Extract verbatim every line from the one containing "- style-select-value: Default: [250, 184, 285, 196]" down to the one containing "- chevron-down-icon: [320, 215, 328, 219]", both included.

═══ The records ═══

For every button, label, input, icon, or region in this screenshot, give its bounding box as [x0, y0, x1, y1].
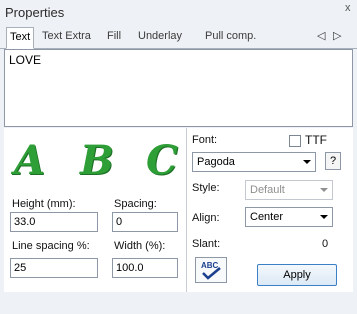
- style-select-value: Default: [250, 184, 285, 196]
- chevron-down-icon: [320, 188, 328, 192]
- line-spacing-label: Line spacing %:: [12, 240, 90, 252]
- spacing-label: Spacing:: [114, 198, 157, 210]
- window-title: Properties: [5, 5, 65, 20]
- ttf-checkbox[interactable]: [289, 135, 301, 147]
- font-help-button[interactable]: ?: [325, 152, 341, 170]
- chevron-down-icon: [320, 215, 328, 219]
- tab-scroll-right-icon[interactable]: ▷: [333, 29, 341, 42]
- spellcheck-button[interactable]: ABC: [195, 257, 227, 283]
- tab-pull-comp[interactable]: Pull comp.: [205, 30, 256, 42]
- font-label: Font:: [192, 134, 218, 146]
- align-select-value: Center: [250, 211, 284, 223]
- tab-text[interactable]: Text: [6, 27, 35, 49]
- svg-text:ABC: ABC: [201, 261, 219, 270]
- align-select[interactable]: Center: [245, 207, 333, 227]
- text-input-area[interactable]: LOVE: [4, 49, 353, 127]
- spacing-field[interactable]: 0: [112, 212, 178, 232]
- title-bar: Properties x: [0, 0, 357, 26]
- line-spacing-field[interactable]: 25: [10, 258, 98, 278]
- apply-button[interactable]: Apply: [257, 264, 337, 286]
- tab-strip: Text Text Extra Fill Underlay Pull comp.…: [0, 27, 357, 49]
- width-field[interactable]: 100.0: [112, 258, 178, 278]
- tab-underlay[interactable]: Underlay: [138, 30, 182, 42]
- ttf-label: TTF: [305, 133, 327, 147]
- font-preview-letter: B: [80, 137, 114, 184]
- slant-value[interactable]: 0: [322, 238, 328, 250]
- height-field[interactable]: 33.0: [10, 212, 98, 232]
- style-select: Default: [245, 180, 333, 200]
- font-preview-letter: A: [14, 137, 46, 184]
- tab-scroll-left-icon[interactable]: ◁: [317, 29, 325, 42]
- align-label: Align:: [192, 212, 220, 224]
- style-label: Style:: [192, 182, 220, 194]
- width-label: Width (%):: [114, 240, 166, 252]
- abc-spellcheck-icon: ABC: [201, 261, 221, 280]
- font-select[interactable]: Pagoda: [192, 152, 316, 172]
- close-icon[interactable]: x: [345, 2, 351, 14]
- tab-fill[interactable]: Fill: [107, 30, 121, 42]
- height-label: Height (mm):: [12, 198, 76, 210]
- font-select-value: Pagoda: [197, 156, 235, 168]
- tab-text-extra[interactable]: Text Extra: [42, 30, 91, 42]
- font-preview-letter: C: [146, 137, 178, 184]
- slant-label: Slant:: [192, 238, 221, 250]
- chevron-down-icon: [303, 160, 311, 164]
- panel-divider: [186, 128, 187, 292]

═══

## Solution to the problem
- style-select-value: Default: [250, 184, 285, 196]
- chevron-down-icon: [320, 188, 328, 192]
- line-spacing-label: Line spacing %:: [12, 240, 90, 252]
- spacing-label: Spacing:: [114, 198, 157, 210]
- window-title: Properties: [5, 5, 65, 20]
- ttf-checkbox[interactable]: [289, 135, 301, 147]
- font-help-button[interactable]: ?: [325, 152, 341, 170]
- chevron-down-icon: [320, 215, 328, 219]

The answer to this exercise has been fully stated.